→ **What the task asks**
Could you transcribe the material below exactly, without leaving out a single line?

* BEGIN Supplied information *

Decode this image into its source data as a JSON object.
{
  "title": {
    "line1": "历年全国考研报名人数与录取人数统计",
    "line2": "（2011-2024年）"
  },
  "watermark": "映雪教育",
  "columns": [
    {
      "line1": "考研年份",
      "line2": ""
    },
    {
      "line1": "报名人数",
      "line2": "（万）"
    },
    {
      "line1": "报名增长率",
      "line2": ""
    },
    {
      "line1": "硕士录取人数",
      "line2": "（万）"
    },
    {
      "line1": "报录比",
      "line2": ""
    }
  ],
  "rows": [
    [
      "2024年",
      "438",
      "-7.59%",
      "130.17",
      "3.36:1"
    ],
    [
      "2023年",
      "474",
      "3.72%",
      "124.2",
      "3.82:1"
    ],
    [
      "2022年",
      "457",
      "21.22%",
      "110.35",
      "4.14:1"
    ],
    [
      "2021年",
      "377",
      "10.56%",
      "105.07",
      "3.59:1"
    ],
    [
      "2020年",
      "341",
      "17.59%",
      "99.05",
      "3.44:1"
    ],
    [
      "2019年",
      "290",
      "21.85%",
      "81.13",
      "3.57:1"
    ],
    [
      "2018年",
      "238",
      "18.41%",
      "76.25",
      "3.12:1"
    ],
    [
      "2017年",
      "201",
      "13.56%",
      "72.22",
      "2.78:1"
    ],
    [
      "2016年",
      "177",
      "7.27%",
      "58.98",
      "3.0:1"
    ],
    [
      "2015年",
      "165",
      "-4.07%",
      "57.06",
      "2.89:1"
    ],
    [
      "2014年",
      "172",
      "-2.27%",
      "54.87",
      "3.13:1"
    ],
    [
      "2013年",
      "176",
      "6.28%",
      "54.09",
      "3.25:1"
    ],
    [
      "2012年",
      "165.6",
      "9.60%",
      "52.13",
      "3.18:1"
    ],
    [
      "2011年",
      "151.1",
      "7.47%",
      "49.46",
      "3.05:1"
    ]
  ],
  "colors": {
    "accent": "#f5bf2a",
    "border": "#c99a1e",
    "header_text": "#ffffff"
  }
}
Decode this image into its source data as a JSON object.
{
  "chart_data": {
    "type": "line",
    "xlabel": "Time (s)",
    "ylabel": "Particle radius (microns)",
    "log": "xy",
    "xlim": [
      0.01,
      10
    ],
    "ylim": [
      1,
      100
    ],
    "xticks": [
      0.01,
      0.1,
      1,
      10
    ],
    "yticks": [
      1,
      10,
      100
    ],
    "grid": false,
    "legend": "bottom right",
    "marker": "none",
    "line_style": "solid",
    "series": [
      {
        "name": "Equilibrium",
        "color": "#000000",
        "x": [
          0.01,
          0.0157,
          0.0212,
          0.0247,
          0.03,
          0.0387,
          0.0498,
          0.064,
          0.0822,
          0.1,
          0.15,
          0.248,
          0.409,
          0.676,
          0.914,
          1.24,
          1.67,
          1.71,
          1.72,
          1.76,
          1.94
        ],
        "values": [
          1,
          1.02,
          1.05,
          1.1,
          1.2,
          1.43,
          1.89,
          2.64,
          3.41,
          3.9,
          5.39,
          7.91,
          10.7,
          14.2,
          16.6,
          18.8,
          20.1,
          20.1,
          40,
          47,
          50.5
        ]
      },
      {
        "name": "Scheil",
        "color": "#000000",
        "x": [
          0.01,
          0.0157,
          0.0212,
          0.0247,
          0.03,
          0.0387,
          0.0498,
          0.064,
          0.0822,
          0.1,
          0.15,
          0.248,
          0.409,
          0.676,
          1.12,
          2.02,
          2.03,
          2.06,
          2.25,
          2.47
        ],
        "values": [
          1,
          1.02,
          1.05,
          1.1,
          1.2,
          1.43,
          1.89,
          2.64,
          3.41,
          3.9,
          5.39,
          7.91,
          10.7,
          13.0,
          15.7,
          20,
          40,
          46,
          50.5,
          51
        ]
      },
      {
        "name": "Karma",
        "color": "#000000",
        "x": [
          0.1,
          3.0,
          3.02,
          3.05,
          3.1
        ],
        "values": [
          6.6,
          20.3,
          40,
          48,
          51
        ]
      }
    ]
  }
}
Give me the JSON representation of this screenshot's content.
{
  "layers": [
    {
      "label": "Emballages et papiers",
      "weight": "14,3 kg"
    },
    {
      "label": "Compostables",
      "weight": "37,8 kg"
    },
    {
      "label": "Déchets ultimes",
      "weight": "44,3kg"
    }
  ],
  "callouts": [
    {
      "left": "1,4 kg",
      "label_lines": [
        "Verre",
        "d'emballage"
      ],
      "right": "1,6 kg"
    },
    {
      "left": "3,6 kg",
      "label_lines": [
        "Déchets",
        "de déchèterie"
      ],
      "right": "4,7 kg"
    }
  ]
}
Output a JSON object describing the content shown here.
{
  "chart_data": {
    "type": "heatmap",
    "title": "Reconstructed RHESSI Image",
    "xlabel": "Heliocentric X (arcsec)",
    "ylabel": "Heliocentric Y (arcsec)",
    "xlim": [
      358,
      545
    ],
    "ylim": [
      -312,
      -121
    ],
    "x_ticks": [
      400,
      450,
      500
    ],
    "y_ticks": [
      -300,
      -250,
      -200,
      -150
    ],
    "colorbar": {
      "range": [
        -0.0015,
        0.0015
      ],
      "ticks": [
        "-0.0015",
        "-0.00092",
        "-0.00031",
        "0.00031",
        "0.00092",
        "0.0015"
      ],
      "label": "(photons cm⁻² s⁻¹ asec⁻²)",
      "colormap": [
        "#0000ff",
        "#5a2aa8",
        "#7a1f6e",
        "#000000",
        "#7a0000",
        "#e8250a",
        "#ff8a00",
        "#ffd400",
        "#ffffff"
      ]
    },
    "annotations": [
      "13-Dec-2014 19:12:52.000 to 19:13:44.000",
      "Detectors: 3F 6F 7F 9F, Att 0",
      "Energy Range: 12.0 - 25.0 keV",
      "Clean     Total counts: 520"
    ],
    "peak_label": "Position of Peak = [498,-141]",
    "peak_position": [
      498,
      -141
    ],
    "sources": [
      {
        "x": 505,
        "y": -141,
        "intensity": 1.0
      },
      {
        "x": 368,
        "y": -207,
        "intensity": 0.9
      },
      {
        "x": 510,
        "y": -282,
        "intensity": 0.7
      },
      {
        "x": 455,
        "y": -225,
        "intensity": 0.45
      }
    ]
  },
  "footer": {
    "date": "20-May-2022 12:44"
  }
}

* END Supplied information *

→ **Expected output**
Decode this image into its source data as a JSON object.
{
  "title": {
    "line1": "历年全国考研报名人数与录取人数统计",
    "line2": "（2011-2024年）"
  },
  "watermark": "映雪教育",
  "columns": [
    {
      "line1": "考研年份",
      "line2": ""
    },
    {
      "line1": "报名人数",
      "line2": "（万）"
    },
    {
      "line1": "报名增长率",
      "line2": ""
    },
    {
      "line1": "硕士录取人数",
      "line2": "（万）"
    },
    {
      "line1": "报录比",
      "line2": ""
    }
  ],
  "rows": [
    [
      "2024年",
      "438",
      "-7.59%",
      "130.17",
      "3.36:1"
    ],
    [
      "2023年",
      "474",
      "3.72%",
      "124.2",
      "3.82:1"
    ],
    [
      "2022年",
      "457",
      "21.22%",
      "110.35",
      "4.14:1"
    ],
    [
      "2021年",
      "377",
      "10.56%",
      "105.07",
      "3.59:1"
    ],
    [
      "2020年",
      "341",
      "17.59%",
      "99.05",
      "3.44:1"
    ],
    [
      "2019年",
      "290",
      "21.85%",
      "81.13",
      "3.57:1"
    ],
    [
      "2018年",
      "238",
      "18.41%",
      "76.25",
      "3.12:1"
    ],
    [
      "2017年",
      "201",
      "13.56%",
      "72.22",
      "2.78:1"
    ],
    [
      "2016年",
      "177",
      "7.27%",
      "58.98",
      "3.0:1"
    ],
    [
      "2015年",
      "165",
      "-4.07%",
      "57.06",
      "2.89:1"
    ],
    [
      "2014年",
      "172",
      "-2.27%",
      "54.87",
      "3.13:1"
    ],
    [
      "2013年",
      "176",
      "6.28%",
      "54.09",
      "3.25:1"
    ],
    [
      "2012年",
      "165.6",
      "9.60%",
      "52.13",
      "3.18:1"
    ],
    [
      "2011年",
      "151.1",
      "7.47%",
      "49.46",
      "3.05:1"
    ]
  ],
  "colors": {
    "accent": "#f5bf2a",
    "border": "#c99a1e",
    "header_text": "#ffffff"
  }
}
Decode this image into its source data as a JSON object.
{
  "chart_data": {
    "type": "line",
    "xlabel": "Time (s)",
    "ylabel": "Particle radius (microns)",
    "log": "xy",
    "xlim": [
      0.01,
      10
    ],
    "ylim": [
      1,
      100
    ],
    "xticks": [
      0.01,
      0.1,
      1,
      10
    ],
    "yticks": [
      1,
      10,
      100
    ],
    "grid": false,
    "legend": "bottom right",
    "marker": "none",
    "line_style": "solid",
    "series": [
      {
        "name": "Equilibrium",
        "color": "#000000",
        "x": [
          0.01,
          0.0157,
          0.0212,
          0.0247,
          0.03,
          0.0387,
          0.0498,
          0.064,
          0.0822,
          0.1,
          0.15,
          0.248,
          0.409,
          0.676,
          0.914,
          1.24,
          1.67,
          1.71,
          1.72,
          1.76,
          1.94
        ],
        "values": [
          1,
          1.02,
          1.05,
          1.1,
          1.2,
          1.43,
          1.89,
          2.64,
          3.41,
          3.9,
          5.39,
          7.91,
          10.7,
          14.2,
          16.6,
          18.8,
          20.1,
          20.1,
          40,
          47,
          50.5
        ]
      },
      {
        "name": "Scheil",
        "color": "#000000",
        "x": [
          0.01,
          0.0157,
          0.0212,
          0.0247,
          0.03,
          0.0387,
          0.0498,
          0.064,
          0.0822,
          0.1,
          0.15,
          0.248,
          0.409,
          0.676,
          1.12,
          2.02,
          2.03,
          2.06,
          2.25,
          2.47
        ],
        "values": [
          1,
          1.02,
          1.05,
          1.1,
          1.2,
          1.43,
          1.89,
          2.64,
          3.41,
          3.9,
          5.39,
          7.91,
          10.7,
          13.0,
          15.7,
          20,
          40,
          46,
          50.5,
          51
        ]
      },
      {
        "name": "Karma",
        "color": "#000000",
        "x": [
          0.1,
          3.0,
          3.02,
          3.05,
          3.1
        ],
        "values": [
          6.6,
          20.3,
          40,
          48,
          51
        ]
      }
    ]
  }
}
Give me the JSON representation of this screenshot's content.
{
  "layers": [
    {
      "label": "Emballages et papiers",
      "weight": "14,3 kg"
    },
    {
      "label": "Compostables",
      "weight": "37,8 kg"
    },
    {
      "label": "Déchets ultimes",
      "weight": "44,3kg"
    }
  ],
  "callouts": [
    {
      "left": "1,4 kg",
      "label_lines": [
        "Verre",
        "d'emballage"
      ],
      "right": "1,6 kg"
    },
    {
      "left": "3,6 kg",
      "label_lines": [
        "Déchets",
        "de déchèterie"
      ],
      "right": "4,7 kg"
    }
  ]
}
Output a JSON object describing the content shown here.
{
  "chart_data": {
    "type": "heatmap",
    "title": "Reconstructed RHESSI Image",
    "xlabel": "Heliocentric X (arcsec)",
    "ylabel": "Heliocentric Y (arcsec)",
    "xlim": [
      358,
      545
    ],
    "ylim": [
      -312,
      -121
    ],
    "x_ticks": [
      400,
      450,
      500
    ],
    "y_ticks": [
      -300,
      -250,
      -200,
      -150
    ],
    "colorbar": {
      "range": [
        -0.0015,
        0.0015
      ],
      "ticks": [
        "-0.0015",
        "-0.00092",
        "-0.00031",
        "0.00031",
        "0.00092",
        "0.0015"
      ],
      "label": "(photons cm⁻² s⁻¹ asec⁻²)",
      "colormap": [
        "#0000ff",
        "#5a2aa8",
        "#7a1f6e",
        "#000000",
        "#7a0000",
        "#e8250a",
        "#ff8a00",
        "#ffd400",
        "#ffffff"
      ]
    },
    "annotations": [
      "13-Dec-2014 19:12:52.000 to 19:13:44.000",
      "Detectors: 3F 6F 7F 9F, Att 0",
      "Energy Range: 12.0 - 25.0 keV",
      "Clean     Total counts: 520"
    ],
    "peak_label": "Position of Peak = [498,-141]",
    "peak_position": [
      498,
      -141
    ],
    "sources": [
      {
        "x": 505,
        "y": -141,
        "intensity": 1.0
      },
      {
        "x": 368,
        "y": -207,
        "intensity": 0.9
      },
      {
        "x": 510,
        "y": -282,
        "intensity": 0.7
      },
      {
        "x": 455,
        "y": -225,
        "intensity": 0.45
      }
    ]
  },
  "footer": {
    "date": "20-May-2022 12:44"
  }
}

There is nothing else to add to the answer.